Requirements: Filter out everything except lines holding "likes".

BEGIN Dataset excerpts

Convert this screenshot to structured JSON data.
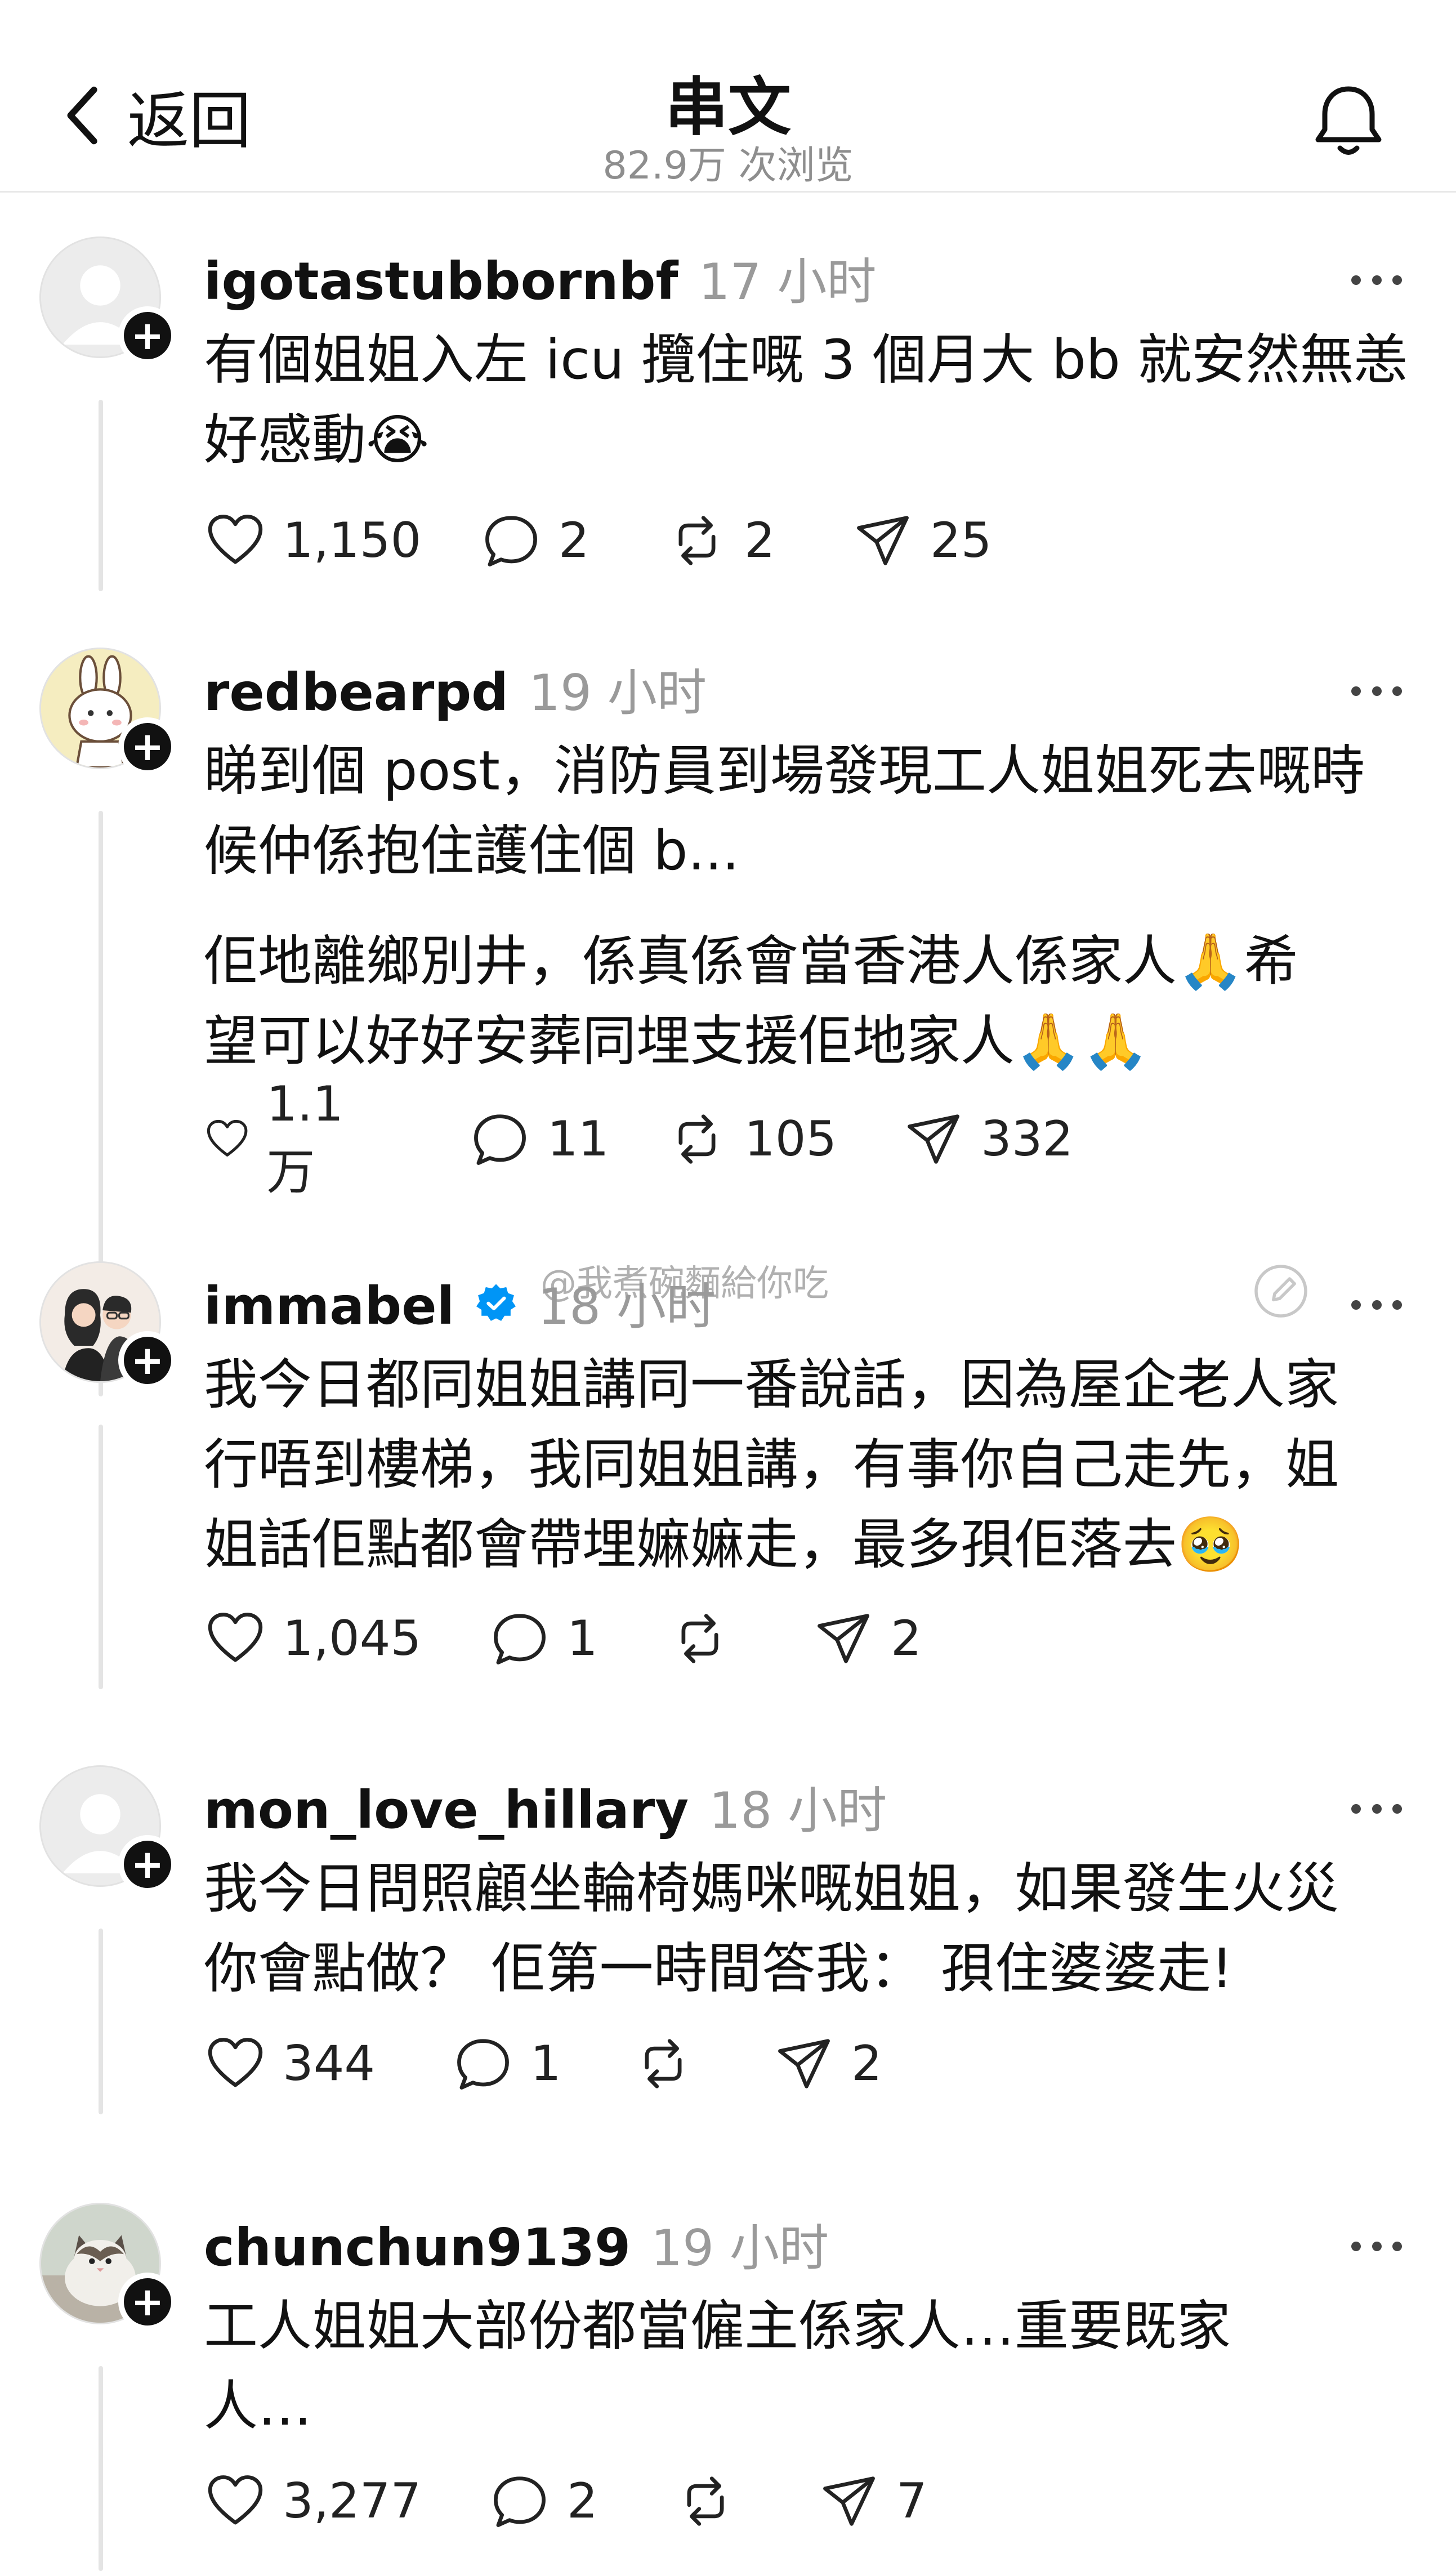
{
  "header": {
    "back_label": "返回",
    "title": "串文",
    "views": "82.9万 次浏览"
  },
  "watermark": "@我煮碗麵給你吃",
  "posts": [
    {
      "username": "igotastubbornbf",
      "time": "17 小时",
      "verified": false,
      "avatar": "default-avatar",
      "paragraphs": [
        "有個姐姐入左 icu 攬住嘅 3 個月大 bb 就安然無恙\n好感動😭"
      ],
      "stats": {
        "likes": "1,150",
        "replies": "2",
        "reposts": "2",
        "shares": "25"
      }
    },
    {
      "username": "redbearpd",
      "time": "19 小时",
      "verified": false,
      "avatar": "cartoon-bunny-avatar",
      "paragraphs": [
        "睇到個 post，消防員到場發現工人姐姐死去嘅時\n候仲係抱住護住個 b...",
        "佢地離鄉別井，係真係會當香港人係家人🙏希\n望可以好好安葬同埋支援佢地家人🙏🙏"
      ],
      "stats": {
        "likes": "1.1万",
        "replies": "11",
        "reposts": "105",
        "shares": "332"
      }
    },
    {
      "username": "immabel",
      "time": "18 小时",
      "verified": true,
      "avatar": "couple-illustration-avatar",
      "paragraphs": [
        "我今日都同姐姐講同一番說話，因為屋企老人家\n行唔到樓梯，我同姐姐講，有事你自己走先，姐\n姐話佢點都會帶埋嫲嫲走，最多孭佢落去🥹"
      ],
      "stats": {
        "likes": "1,045",
        "replies": "1",
        "reposts": "",
        "shares": "2"
      }
    },
    {
      "username": "mon_love_hillary",
      "time": "18 小时",
      "verified": false,
      "avatar": "default-avatar",
      "paragraphs": [
        "我今日問照顧坐輪椅媽咪嘅姐姐，如果發生火災\n你會點做？ 佢第一時間答我： 孭住婆婆走!"
      ],
      "stats": {
        "likes": "344",
        "replies": "1",
        "reposts": "",
        "shares": "2"
      }
    },
    {
      "username": "chunchun9139",
      "time": "19 小时",
      "verified": false,
      "avatar": "cat-photo-avatar",
      "paragraphs": [
        "工人姐姐大部份都當僱主係家人…重要既家\n人…"
      ],
      "stats": {
        "likes": "3,277",
        "replies": "2",
        "reposts": "",
        "shares": "7"
      }
    }
  ],
  "colors": {
    "text": "#111111",
    "muted": "#9a9a9a",
    "verified": "#0095f6",
    "divider": "#e8e8e8"
  }
}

END Dataset excerpts

Completed task:
        "likes": "1,150",
        "likes": "1.1万",
        "likes": "1,045",
        "likes": "344",
        "likes": "3,277",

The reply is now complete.